Task details -
Copy every record exactly, and keep the pictures out.

— START OF Given entries —

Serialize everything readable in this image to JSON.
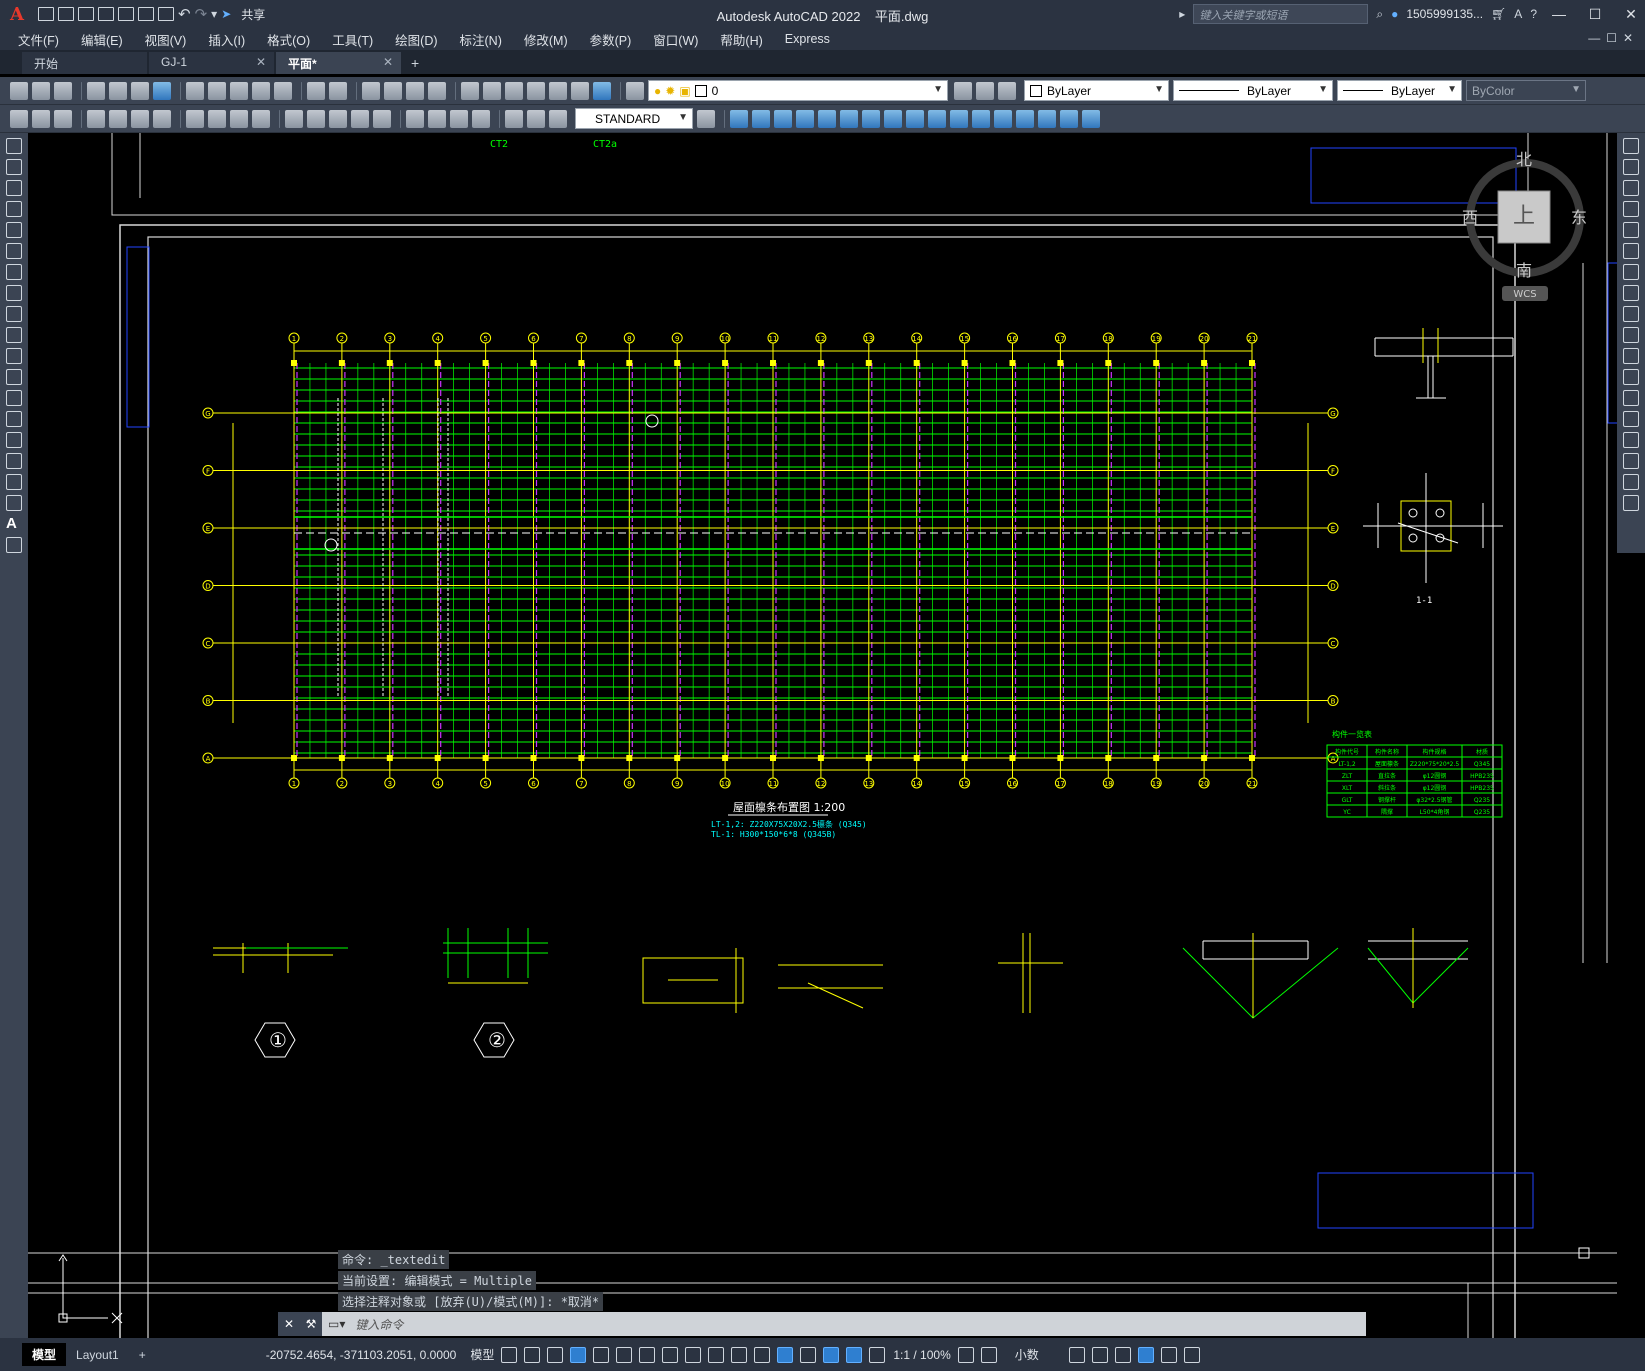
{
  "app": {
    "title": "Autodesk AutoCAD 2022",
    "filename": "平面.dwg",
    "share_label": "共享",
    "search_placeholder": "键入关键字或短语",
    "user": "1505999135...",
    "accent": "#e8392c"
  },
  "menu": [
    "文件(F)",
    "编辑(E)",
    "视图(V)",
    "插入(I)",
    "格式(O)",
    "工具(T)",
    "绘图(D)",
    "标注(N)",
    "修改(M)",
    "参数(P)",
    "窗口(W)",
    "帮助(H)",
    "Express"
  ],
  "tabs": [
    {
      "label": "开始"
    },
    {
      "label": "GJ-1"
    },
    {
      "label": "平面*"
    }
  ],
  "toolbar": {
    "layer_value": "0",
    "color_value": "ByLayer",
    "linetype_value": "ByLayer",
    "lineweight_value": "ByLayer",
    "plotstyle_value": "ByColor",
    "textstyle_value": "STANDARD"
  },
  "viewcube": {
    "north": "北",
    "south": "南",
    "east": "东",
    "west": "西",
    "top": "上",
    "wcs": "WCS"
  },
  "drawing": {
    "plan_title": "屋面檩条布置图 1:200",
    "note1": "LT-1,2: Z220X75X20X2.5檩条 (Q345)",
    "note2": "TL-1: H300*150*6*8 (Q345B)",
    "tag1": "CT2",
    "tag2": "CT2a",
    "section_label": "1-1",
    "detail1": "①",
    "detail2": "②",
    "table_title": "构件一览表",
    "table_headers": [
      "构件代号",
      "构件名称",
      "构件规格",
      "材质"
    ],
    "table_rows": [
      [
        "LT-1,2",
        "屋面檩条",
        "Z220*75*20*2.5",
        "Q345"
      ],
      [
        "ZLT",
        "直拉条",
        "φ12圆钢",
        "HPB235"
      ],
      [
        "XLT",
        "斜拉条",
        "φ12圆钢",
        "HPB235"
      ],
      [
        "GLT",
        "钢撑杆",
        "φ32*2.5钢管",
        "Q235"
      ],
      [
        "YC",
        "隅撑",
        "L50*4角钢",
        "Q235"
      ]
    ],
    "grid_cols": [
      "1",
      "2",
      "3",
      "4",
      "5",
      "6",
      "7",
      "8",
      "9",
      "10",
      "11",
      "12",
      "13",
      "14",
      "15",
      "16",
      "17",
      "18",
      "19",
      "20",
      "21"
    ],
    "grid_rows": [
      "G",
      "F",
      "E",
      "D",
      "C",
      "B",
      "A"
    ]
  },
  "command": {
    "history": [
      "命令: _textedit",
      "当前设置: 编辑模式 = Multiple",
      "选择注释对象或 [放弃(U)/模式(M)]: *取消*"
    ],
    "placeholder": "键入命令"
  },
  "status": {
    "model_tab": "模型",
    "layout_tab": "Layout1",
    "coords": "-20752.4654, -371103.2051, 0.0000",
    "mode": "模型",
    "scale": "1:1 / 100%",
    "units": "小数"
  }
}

— END OF Given entries —

Exercise output -
Serialize everything readable in this image to JSON.
{
  "app": {
    "title": "Autodesk AutoCAD 2022",
    "filename": "平面.dwg",
    "share_label": "共享",
    "search_placeholder": "键入关键字或短语",
    "user": "1505999135...",
    "accent": "#e8392c"
  },
  "menu": [
    "文件(F)",
    "编辑(E)",
    "视图(V)",
    "插入(I)",
    "格式(O)",
    "工具(T)",
    "绘图(D)",
    "标注(N)",
    "修改(M)",
    "参数(P)",
    "窗口(W)",
    "帮助(H)",
    "Express"
  ],
  "tabs": [
    {
      "label": "开始"
    },
    {
      "label": "GJ-1"
    },
    {
      "label": "平面*"
    }
  ],
  "toolbar": {
    "layer_value": "0",
    "color_value": "ByLayer",
    "linetype_value": "ByLayer",
    "lineweight_value": "ByLayer",
    "plotstyle_value": "ByColor",
    "textstyle_value": "STANDARD"
  },
  "viewcube": {
    "north": "北",
    "south": "南",
    "east": "东",
    "west": "西",
    "top": "上",
    "wcs": "WCS"
  },
  "drawing": {
    "plan_title": "屋面檩条布置图 1:200",
    "note1": "LT-1,2: Z220X75X20X2.5檩条 (Q345)",
    "note2": "TL-1: H300*150*6*8 (Q345B)",
    "tag1": "CT2",
    "tag2": "CT2a",
    "section_label": "1-1",
    "detail1": "①",
    "detail2": "②",
    "table_title": "构件一览表",
    "table_headers": [
      "构件代号",
      "构件名称",
      "构件规格",
      "材质"
    ],
    "table_rows": [
      [
        "LT-1,2",
        "屋面檩条",
        "Z220*75*20*2.5",
        "Q345"
      ],
      [
        "ZLT",
        "直拉条",
        "φ12圆钢",
        "HPB235"
      ],
      [
        "XLT",
        "斜拉条",
        "φ12圆钢",
        "HPB235"
      ],
      [
        "GLT",
        "钢撑杆",
        "φ32*2.5钢管",
        "Q235"
      ],
      [
        "YC",
        "隅撑",
        "L50*4角钢",
        "Q235"
      ]
    ],
    "grid_cols": [
      "1",
      "2",
      "3",
      "4",
      "5",
      "6",
      "7",
      "8",
      "9",
      "10",
      "11",
      "12",
      "13",
      "14",
      "15",
      "16",
      "17",
      "18",
      "19",
      "20",
      "21"
    ],
    "grid_rows": [
      "G",
      "F",
      "E",
      "D",
      "C",
      "B",
      "A"
    ]
  },
  "command": {
    "history": [
      "命令: _textedit",
      "当前设置: 编辑模式 = Multiple",
      "选择注释对象或 [放弃(U)/模式(M)]: *取消*"
    ],
    "placeholder": "键入命令"
  },
  "status": {
    "model_tab": "模型",
    "layout_tab": "Layout1",
    "coords": "-20752.4654, -371103.2051, 0.0000",
    "mode": "模型",
    "scale": "1:1 / 100%",
    "units": "小数"
  }
}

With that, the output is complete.